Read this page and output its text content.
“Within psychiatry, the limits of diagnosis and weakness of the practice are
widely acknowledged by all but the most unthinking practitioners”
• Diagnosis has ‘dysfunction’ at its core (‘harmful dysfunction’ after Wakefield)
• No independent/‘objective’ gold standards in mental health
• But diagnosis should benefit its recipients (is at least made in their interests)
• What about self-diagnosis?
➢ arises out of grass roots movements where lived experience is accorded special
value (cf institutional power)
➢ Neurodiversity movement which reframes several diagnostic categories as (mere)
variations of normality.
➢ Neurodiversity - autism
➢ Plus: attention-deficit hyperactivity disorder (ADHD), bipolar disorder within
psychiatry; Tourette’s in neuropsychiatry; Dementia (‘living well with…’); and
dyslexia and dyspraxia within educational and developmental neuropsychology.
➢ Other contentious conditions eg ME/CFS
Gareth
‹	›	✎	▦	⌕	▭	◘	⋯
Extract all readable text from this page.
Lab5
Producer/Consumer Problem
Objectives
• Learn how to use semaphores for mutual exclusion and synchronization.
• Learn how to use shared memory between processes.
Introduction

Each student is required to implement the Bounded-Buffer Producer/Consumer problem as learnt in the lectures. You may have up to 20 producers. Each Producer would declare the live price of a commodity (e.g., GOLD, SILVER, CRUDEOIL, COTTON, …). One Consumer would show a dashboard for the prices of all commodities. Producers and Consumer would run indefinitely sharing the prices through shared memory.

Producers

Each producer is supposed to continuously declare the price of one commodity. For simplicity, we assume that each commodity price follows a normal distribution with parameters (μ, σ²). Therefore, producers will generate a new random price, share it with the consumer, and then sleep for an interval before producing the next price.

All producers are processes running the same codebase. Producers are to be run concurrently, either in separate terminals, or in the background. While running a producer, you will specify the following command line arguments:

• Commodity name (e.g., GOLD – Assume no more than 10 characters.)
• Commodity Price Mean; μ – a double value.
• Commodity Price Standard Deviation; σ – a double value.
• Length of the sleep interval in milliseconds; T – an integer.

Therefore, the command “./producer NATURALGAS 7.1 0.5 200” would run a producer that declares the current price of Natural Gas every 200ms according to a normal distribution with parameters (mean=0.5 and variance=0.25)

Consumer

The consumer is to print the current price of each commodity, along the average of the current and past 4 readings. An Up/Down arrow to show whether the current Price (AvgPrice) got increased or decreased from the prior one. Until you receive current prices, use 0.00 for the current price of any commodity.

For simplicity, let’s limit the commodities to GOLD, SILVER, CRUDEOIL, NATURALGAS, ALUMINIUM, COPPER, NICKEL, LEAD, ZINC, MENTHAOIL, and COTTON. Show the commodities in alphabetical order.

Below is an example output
=======
> [What needs to be done]
Return each line of the records above exactly as it reads.

> [Written response]
Read this page and output its text content.
“Within psychiatry, the limits of diagnosis and weakness of the practice are
widely acknowledged by all but the most unthinking practitioners”
• Diagnosis has ‘dysfunction’ at its core (‘harmful dysfunction’ after Wakefield)
• No independent/‘objective’ gold standards in mental health
• But diagnosis should benefit its recipients (is at least made in their interests)
• What about self-diagnosis?
➢ arises out of grass roots movements where lived experience is accorded special
value (cf institutional power)
➢ Neurodiversity movement which reframes several diagnostic categories as (mere)
variations of normality.
➢ Neurodiversity - autism
➢ Plus: attention-deficit hyperactivity disorder (ADHD), bipolar disorder within
psychiatry; Tourette’s in neuropsychiatry; Dementia (‘living well with…’); and
dyslexia and dyspraxia within educational and developmental neuropsychology.
➢ Other contentious conditions eg ME/CFS
Gareth
‹	›	✎	▦	⌕	▭	◘	⋯
Extract all readable text from this page.
Lab5
Producer/Consumer Problem
Objectives
• Learn how to use semaphores for mutual exclusion and synchronization.
• Learn how to use shared memory between processes.
Introduction

Each student is required to implement the Bounded-Buffer Producer/Consumer problem as learnt in the lectures. You may have up to 20 producers. Each Producer would declare the live price of a commodity (e.g., GOLD, SILVER, CRUDEOIL, COTTON, …). One Consumer would show a dashboard for the prices of all commodities. Producers and Consumer would run indefinitely sharing the prices through shared memory.

Producers

Each producer is supposed to continuously declare the price of one commodity. For simplicity, we assume that each commodity price follows a normal distribution with parameters (μ, σ²). Therefore, producers will generate a new random price, share it with the consumer, and then sleep for an interval before producing the next price.

All producers are processes running the same codebase. Producers are to be run concurrently, either in separate terminals, or in the background. While running a producer, you will specify the following command line arguments:

• Commodity name (e.g., GOLD – Assume no more than 10 characters.)
• Commodity Price Mean; μ – a double value.
• Commodity Price Standard Deviation; σ – a double value.
• Length of the sleep interval in milliseconds; T – an integer.

Therefore, the command “./producer NATURALGAS 7.1 0.5 200” would run a producer that declares the current price of Natural Gas every 200ms according to a normal distribution with parameters (mean=0.5 and variance=0.25)

Consumer

The consumer is to print the current price of each commodity, along the average of the current and past 4 readings. An Up/Down arrow to show whether the current Price (AvgPrice) got increased or decreased from the prior one. Until you receive current prices, use 0.00 for the current price of any commodity.

For simplicity, let’s limit the commodities to GOLD, SILVER, CRUDEOIL, NATURALGAS, ALUMINIUM, COPPER, NICKEL, LEAD, ZINC, MENTHAOIL, and COTTON. Show the commodities in alphabetical order.

Below is an example output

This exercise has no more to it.